** Aim **
Each line that follows should be printed again exactly as it stands.

START

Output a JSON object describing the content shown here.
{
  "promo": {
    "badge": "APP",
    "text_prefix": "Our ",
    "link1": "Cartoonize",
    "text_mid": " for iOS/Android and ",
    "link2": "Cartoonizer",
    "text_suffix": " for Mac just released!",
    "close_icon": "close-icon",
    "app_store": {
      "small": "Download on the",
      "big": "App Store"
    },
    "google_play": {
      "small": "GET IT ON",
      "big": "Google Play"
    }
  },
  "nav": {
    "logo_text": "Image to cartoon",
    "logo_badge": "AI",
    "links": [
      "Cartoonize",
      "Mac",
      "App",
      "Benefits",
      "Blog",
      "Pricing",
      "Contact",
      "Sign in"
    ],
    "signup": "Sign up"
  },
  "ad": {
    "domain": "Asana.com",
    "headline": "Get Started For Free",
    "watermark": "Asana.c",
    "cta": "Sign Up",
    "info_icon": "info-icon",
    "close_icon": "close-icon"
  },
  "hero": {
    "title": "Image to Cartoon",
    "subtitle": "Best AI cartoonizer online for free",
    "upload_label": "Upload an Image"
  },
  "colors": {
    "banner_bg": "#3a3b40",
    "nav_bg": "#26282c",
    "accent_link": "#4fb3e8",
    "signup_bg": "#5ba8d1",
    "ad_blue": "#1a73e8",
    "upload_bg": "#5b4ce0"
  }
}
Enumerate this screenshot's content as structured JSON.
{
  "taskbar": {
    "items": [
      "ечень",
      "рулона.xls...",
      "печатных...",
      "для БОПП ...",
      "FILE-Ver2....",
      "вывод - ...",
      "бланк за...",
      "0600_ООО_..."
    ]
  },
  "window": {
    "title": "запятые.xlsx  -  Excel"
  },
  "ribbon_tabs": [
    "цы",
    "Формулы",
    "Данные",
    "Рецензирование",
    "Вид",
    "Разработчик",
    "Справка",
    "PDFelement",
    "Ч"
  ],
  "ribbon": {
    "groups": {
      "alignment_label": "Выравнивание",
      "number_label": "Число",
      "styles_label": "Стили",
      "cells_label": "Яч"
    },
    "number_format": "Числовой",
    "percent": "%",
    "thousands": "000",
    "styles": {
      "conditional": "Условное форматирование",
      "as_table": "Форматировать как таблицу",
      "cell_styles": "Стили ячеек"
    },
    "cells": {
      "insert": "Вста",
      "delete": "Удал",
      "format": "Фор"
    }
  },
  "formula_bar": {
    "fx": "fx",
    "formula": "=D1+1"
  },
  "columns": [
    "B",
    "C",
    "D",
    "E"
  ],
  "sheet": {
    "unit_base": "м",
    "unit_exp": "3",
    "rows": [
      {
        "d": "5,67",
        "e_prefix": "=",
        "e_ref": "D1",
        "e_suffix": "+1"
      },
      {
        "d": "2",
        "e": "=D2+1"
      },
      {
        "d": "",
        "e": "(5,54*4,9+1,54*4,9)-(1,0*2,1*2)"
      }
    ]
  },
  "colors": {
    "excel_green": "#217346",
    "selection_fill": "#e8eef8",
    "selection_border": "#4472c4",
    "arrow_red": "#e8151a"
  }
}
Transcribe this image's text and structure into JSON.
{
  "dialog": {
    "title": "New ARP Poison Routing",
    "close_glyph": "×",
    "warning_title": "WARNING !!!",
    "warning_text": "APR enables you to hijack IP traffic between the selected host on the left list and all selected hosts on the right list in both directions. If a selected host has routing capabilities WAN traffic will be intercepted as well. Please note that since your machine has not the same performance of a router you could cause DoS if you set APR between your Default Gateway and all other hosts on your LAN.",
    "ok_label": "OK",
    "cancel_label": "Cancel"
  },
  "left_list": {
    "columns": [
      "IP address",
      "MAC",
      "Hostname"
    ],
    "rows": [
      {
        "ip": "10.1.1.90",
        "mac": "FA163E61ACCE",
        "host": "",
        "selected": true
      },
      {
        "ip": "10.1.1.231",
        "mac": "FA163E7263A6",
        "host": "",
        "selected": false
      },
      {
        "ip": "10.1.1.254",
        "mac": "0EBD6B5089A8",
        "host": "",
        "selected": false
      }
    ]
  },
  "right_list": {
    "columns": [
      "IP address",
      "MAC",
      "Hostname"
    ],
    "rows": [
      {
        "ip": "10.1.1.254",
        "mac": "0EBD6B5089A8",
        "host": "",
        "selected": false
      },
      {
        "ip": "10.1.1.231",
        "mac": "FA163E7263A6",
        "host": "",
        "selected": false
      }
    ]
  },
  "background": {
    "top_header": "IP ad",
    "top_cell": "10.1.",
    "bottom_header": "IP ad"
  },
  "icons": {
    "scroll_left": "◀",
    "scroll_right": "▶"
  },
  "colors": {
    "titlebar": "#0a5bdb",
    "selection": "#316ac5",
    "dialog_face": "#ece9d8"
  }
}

END

** Solution for this problem **
Output a JSON object describing the content shown here.
{
  "promo": {
    "badge": "APP",
    "text_prefix": "Our ",
    "link1": "Cartoonize",
    "text_mid": " for iOS/Android and ",
    "link2": "Cartoonizer",
    "text_suffix": " for Mac just released!",
    "close_icon": "close-icon",
    "app_store": {
      "small": "Download on the",
      "big": "App Store"
    },
    "google_play": {
      "small": "GET IT ON",
      "big": "Google Play"
    }
  },
  "nav": {
    "logo_text": "Image to cartoon",
    "logo_badge": "AI",
    "links": [
      "Cartoonize",
      "Mac",
      "App",
      "Benefits",
      "Blog",
      "Pricing",
      "Contact",
      "Sign in"
    ],
    "signup": "Sign up"
  },
  "ad": {
    "domain": "Asana.com",
    "headline": "Get Started For Free",
    "watermark": "Asana.c",
    "cta": "Sign Up",
    "info_icon": "info-icon",
    "close_icon": "close-icon"
  },
  "hero": {
    "title": "Image to Cartoon",
    "subtitle": "Best AI cartoonizer online for free",
    "upload_label": "Upload an Image"
  },
  "colors": {
    "banner_bg": "#3a3b40",
    "nav_bg": "#26282c",
    "accent_link": "#4fb3e8",
    "signup_bg": "#5ba8d1",
    "ad_blue": "#1a73e8",
    "upload_bg": "#5b4ce0"
  }
}
Enumerate this screenshot's content as structured JSON.
{
  "taskbar": {
    "items": [
      "ечень",
      "рулона.xls...",
      "печатных...",
      "для БОПП ...",
      "FILE-Ver2....",
      "вывод - ...",
      "бланк за...",
      "0600_ООО_..."
    ]
  },
  "window": {
    "title": "запятые.xlsx  -  Excel"
  },
  "ribbon_tabs": [
    "цы",
    "Формулы",
    "Данные",
    "Рецензирование",
    "Вид",
    "Разработчик",
    "Справка",
    "PDFelement",
    "Ч"
  ],
  "ribbon": {
    "groups": {
      "alignment_label": "Выравнивание",
      "number_label": "Число",
      "styles_label": "Стили",
      "cells_label": "Яч"
    },
    "number_format": "Числовой",
    "percent": "%",
    "thousands": "000",
    "styles": {
      "conditional": "Условное форматирование",
      "as_table": "Форматировать как таблицу",
      "cell_styles": "Стили ячеек"
    },
    "cells": {
      "insert": "Вста",
      "delete": "Удал",
      "format": "Фор"
    }
  },
  "formula_bar": {
    "fx": "fx",
    "formula": "=D1+1"
  },
  "columns": [
    "B",
    "C",
    "D",
    "E"
  ],
  "sheet": {
    "unit_base": "м",
    "unit_exp": "3",
    "rows": [
      {
        "d": "5,67",
        "e_prefix": "=",
        "e_ref": "D1",
        "e_suffix": "+1"
      },
      {
        "d": "2",
        "e": "=D2+1"
      },
      {
        "d": "",
        "e": "(5,54*4,9+1,54*4,9)-(1,0*2,1*2)"
      }
    ]
  },
  "colors": {
    "excel_green": "#217346",
    "selection_fill": "#e8eef8",
    "selection_border": "#4472c4",
    "arrow_red": "#e8151a"
  }
}
Transcribe this image's text and structure into JSON.
{
  "dialog": {
    "title": "New ARP Poison Routing",
    "close_glyph": "×",
    "warning_title": "WARNING !!!",
    "warning_text": "APR enables you to hijack IP traffic between the selected host on the left list and all selected hosts on the right list in both directions. If a selected host has routing capabilities WAN traffic will be intercepted as well. Please note that since your machine has not the same performance of a router you could cause DoS if you set APR between your Default Gateway and all other hosts on your LAN.",
    "ok_label": "OK",
    "cancel_label": "Cancel"
  },
  "left_list": {
    "columns": [
      "IP address",
      "MAC",
      "Hostname"
    ],
    "rows": [
      {
        "ip": "10.1.1.90",
        "mac": "FA163E61ACCE",
        "host": "",
        "selected": true
      },
      {
        "ip": "10.1.1.231",
        "mac": "FA163E7263A6",
        "host": "",
        "selected": false
      },
      {
        "ip": "10.1.1.254",
        "mac": "0EBD6B5089A8",
        "host": "",
        "selected": false
      }
    ]
  },
  "right_list": {
    "columns": [
      "IP address",
      "MAC",
      "Hostname"
    ],
    "rows": [
      {
        "ip": "10.1.1.254",
        "mac": "0EBD6B5089A8",
        "host": "",
        "selected": false
      },
      {
        "ip": "10.1.1.231",
        "mac": "FA163E7263A6",
        "host": "",
        "selected": false
      }
    ]
  },
  "background": {
    "top_header": "IP ad",
    "top_cell": "10.1.",
    "bottom_header": "IP ad"
  },
  "icons": {
    "scroll_left": "◀",
    "scroll_right": "▶"
  },
  "colors": {
    "titlebar": "#0a5bdb",
    "selection": "#316ac5",
    "dialog_face": "#ece9d8"
  }
}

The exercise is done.